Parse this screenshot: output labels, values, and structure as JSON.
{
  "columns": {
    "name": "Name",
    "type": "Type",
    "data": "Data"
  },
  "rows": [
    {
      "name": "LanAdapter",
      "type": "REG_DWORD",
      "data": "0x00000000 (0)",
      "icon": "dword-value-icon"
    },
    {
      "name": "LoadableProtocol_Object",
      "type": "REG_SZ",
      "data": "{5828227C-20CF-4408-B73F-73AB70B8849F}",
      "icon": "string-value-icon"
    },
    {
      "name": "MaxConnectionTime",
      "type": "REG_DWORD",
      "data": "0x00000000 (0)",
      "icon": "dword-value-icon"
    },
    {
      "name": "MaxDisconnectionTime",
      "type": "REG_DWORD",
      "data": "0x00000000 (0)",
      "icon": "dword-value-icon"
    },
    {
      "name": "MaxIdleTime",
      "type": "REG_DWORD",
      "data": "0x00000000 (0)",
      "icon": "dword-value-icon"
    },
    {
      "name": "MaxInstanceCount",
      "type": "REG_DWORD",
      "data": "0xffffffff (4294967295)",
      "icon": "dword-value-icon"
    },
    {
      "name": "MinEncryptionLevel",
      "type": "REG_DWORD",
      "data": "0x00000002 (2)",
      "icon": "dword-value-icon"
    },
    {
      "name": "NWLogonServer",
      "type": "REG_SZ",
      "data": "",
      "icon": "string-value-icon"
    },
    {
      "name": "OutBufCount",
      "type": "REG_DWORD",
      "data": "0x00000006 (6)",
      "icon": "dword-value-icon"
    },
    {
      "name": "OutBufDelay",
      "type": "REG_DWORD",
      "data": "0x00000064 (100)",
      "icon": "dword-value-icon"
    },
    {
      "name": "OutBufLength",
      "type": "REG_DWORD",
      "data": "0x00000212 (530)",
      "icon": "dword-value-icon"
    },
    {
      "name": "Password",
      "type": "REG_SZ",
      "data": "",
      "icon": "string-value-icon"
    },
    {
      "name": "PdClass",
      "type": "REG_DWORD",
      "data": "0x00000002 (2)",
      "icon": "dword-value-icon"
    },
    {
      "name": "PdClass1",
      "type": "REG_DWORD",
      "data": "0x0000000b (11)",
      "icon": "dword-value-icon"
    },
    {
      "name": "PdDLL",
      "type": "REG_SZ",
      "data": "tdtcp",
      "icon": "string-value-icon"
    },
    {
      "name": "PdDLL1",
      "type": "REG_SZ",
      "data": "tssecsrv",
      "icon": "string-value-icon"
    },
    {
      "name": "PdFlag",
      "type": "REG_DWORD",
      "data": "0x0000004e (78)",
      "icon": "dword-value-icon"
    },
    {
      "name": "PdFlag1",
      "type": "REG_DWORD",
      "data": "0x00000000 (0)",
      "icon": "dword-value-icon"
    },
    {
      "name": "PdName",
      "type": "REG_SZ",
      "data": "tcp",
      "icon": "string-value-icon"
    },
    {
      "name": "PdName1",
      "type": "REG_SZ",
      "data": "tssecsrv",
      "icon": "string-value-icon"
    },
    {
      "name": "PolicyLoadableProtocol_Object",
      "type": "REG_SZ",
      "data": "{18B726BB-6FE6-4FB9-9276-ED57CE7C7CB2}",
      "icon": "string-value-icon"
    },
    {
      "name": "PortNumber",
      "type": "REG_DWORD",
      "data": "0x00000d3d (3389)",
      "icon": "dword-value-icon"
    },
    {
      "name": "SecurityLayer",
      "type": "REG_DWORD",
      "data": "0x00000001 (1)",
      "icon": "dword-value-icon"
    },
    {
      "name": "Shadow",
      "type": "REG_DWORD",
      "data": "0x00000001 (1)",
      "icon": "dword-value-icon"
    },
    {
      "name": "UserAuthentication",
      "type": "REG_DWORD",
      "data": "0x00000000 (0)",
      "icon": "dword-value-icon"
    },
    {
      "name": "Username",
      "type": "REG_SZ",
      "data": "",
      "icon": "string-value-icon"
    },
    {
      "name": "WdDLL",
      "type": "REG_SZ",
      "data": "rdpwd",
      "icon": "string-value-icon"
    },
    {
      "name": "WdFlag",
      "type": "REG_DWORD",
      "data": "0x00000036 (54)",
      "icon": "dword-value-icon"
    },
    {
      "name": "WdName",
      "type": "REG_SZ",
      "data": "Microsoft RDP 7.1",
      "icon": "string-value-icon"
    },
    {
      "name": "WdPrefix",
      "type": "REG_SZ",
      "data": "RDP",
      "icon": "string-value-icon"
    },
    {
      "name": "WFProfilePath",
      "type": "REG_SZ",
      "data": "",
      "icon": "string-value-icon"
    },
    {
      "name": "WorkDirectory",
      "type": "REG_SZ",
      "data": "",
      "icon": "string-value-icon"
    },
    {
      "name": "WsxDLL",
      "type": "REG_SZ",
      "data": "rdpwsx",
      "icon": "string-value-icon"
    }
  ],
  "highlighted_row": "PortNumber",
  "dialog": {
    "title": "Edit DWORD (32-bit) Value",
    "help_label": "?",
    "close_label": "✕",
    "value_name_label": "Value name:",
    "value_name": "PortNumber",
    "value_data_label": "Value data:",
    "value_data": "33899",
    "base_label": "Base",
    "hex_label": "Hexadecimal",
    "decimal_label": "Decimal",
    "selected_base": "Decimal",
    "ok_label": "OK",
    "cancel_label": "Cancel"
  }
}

§ **EXERCISE**
Please reproduce every line of the material word for word.

§ **FULL OUTPUT**
Parse this screenshot: output labels, values, and structure as JSON.
{
  "columns": {
    "name": "Name",
    "type": "Type",
    "data": "Data"
  },
  "rows": [
    {
      "name": "LanAdapter",
      "type": "REG_DWORD",
      "data": "0x00000000 (0)",
      "icon": "dword-value-icon"
    },
    {
      "name": "LoadableProtocol_Object",
      "type": "REG_SZ",
      "data": "{5828227C-20CF-4408-B73F-73AB70B8849F}",
      "icon": "string-value-icon"
    },
    {
      "name": "MaxConnectionTime",
      "type": "REG_DWORD",
      "data": "0x00000000 (0)",
      "icon": "dword-value-icon"
    },
    {
      "name": "MaxDisconnectionTime",
      "type": "REG_DWORD",
      "data": "0x00000000 (0)",
      "icon": "dword-value-icon"
    },
    {
      "name": "MaxIdleTime",
      "type": "REG_DWORD",
      "data": "0x00000000 (0)",
      "icon": "dword-value-icon"
    },
    {
      "name": "MaxInstanceCount",
      "type": "REG_DWORD",
      "data": "0xffffffff (4294967295)",
      "icon": "dword-value-icon"
    },
    {
      "name": "MinEncryptionLevel",
      "type": "REG_DWORD",
      "data": "0x00000002 (2)",
      "icon": "dword-value-icon"
    },
    {
      "name": "NWLogonServer",
      "type": "REG_SZ",
      "data": "",
      "icon": "string-value-icon"
    },
    {
      "name": "OutBufCount",
      "type": "REG_DWORD",
      "data": "0x00000006 (6)",
      "icon": "dword-value-icon"
    },
    {
      "name": "OutBufDelay",
      "type": "REG_DWORD",
      "data": "0x00000064 (100)",
      "icon": "dword-value-icon"
    },
    {
      "name": "OutBufLength",
      "type": "REG_DWORD",
      "data": "0x00000212 (530)",
      "icon": "dword-value-icon"
    },
    {
      "name": "Password",
      "type": "REG_SZ",
      "data": "",
      "icon": "string-value-icon"
    },
    {
      "name": "PdClass",
      "type": "REG_DWORD",
      "data": "0x00000002 (2)",
      "icon": "dword-value-icon"
    },
    {
      "name": "PdClass1",
      "type": "REG_DWORD",
      "data": "0x0000000b (11)",
      "icon": "dword-value-icon"
    },
    {
      "name": "PdDLL",
      "type": "REG_SZ",
      "data": "tdtcp",
      "icon": "string-value-icon"
    },
    {
      "name": "PdDLL1",
      "type": "REG_SZ",
      "data": "tssecsrv",
      "icon": "string-value-icon"
    },
    {
      "name": "PdFlag",
      "type": "REG_DWORD",
      "data": "0x0000004e (78)",
      "icon": "dword-value-icon"
    },
    {
      "name": "PdFlag1",
      "type": "REG_DWORD",
      "data": "0x00000000 (0)",
      "icon": "dword-value-icon"
    },
    {
      "name": "PdName",
      "type": "REG_SZ",
      "data": "tcp",
      "icon": "string-value-icon"
    },
    {
      "name": "PdName1",
      "type": "REG_SZ",
      "data": "tssecsrv",
      "icon": "string-value-icon"
    },
    {
      "name": "PolicyLoadableProtocol_Object",
      "type": "REG_SZ",
      "data": "{18B726BB-6FE6-4FB9-9276-ED57CE7C7CB2}",
      "icon": "string-value-icon"
    },
    {
      "name": "PortNumber",
      "type": "REG_DWORD",
      "data": "0x00000d3d (3389)",
      "icon": "dword-value-icon"
    },
    {
      "name": "SecurityLayer",
      "type": "REG_DWORD",
      "data": "0x00000001 (1)",
      "icon": "dword-value-icon"
    },
    {
      "name": "Shadow",
      "type": "REG_DWORD",
      "data": "0x00000001 (1)",
      "icon": "dword-value-icon"
    },
    {
      "name": "UserAuthentication",
      "type": "REG_DWORD",
      "data": "0x00000000 (0)",
      "icon": "dword-value-icon"
    },
    {
      "name": "Username",
      "type": "REG_SZ",
      "data": "",
      "icon": "string-value-icon"
    },
    {
      "name": "WdDLL",
      "type": "REG_SZ",
      "data": "rdpwd",
      "icon": "string-value-icon"
    },
    {
      "name": "WdFlag",
      "type": "REG_DWORD",
      "data": "0x00000036 (54)",
      "icon": "dword-value-icon"
    },
    {
      "name": "WdName",
      "type": "REG_SZ",
      "data": "Microsoft RDP 7.1",
      "icon": "string-value-icon"
    },
    {
      "name": "WdPrefix",
      "type": "REG_SZ",
      "data": "RDP",
      "icon": "string-value-icon"
    },
    {
      "name": "WFProfilePath",
      "type": "REG_SZ",
      "data": "",
      "icon": "string-value-icon"
    },
    {
      "name": "WorkDirectory",
      "type": "REG_SZ",
      "data": "",
      "icon": "string-value-icon"
    },
    {
      "name": "WsxDLL",
      "type": "REG_SZ",
      "data": "rdpwsx",
      "icon": "string-value-icon"
    }
  ],
  "highlighted_row": "PortNumber",
  "dialog": {
    "title": "Edit DWORD (32-bit) Value",
    "help_label": "?",
    "close_label": "✕",
    "value_name_label": "Value name:",
    "value_name": "PortNumber",
    "value_data_label": "Value data:",
    "value_data": "33899",
    "base_label": "Base",
    "hex_label": "Hexadecimal",
    "decimal_label": "Decimal",
    "selected_base": "Decimal",
    "ok_label": "OK",
    "cancel_label": "Cancel"
  }
}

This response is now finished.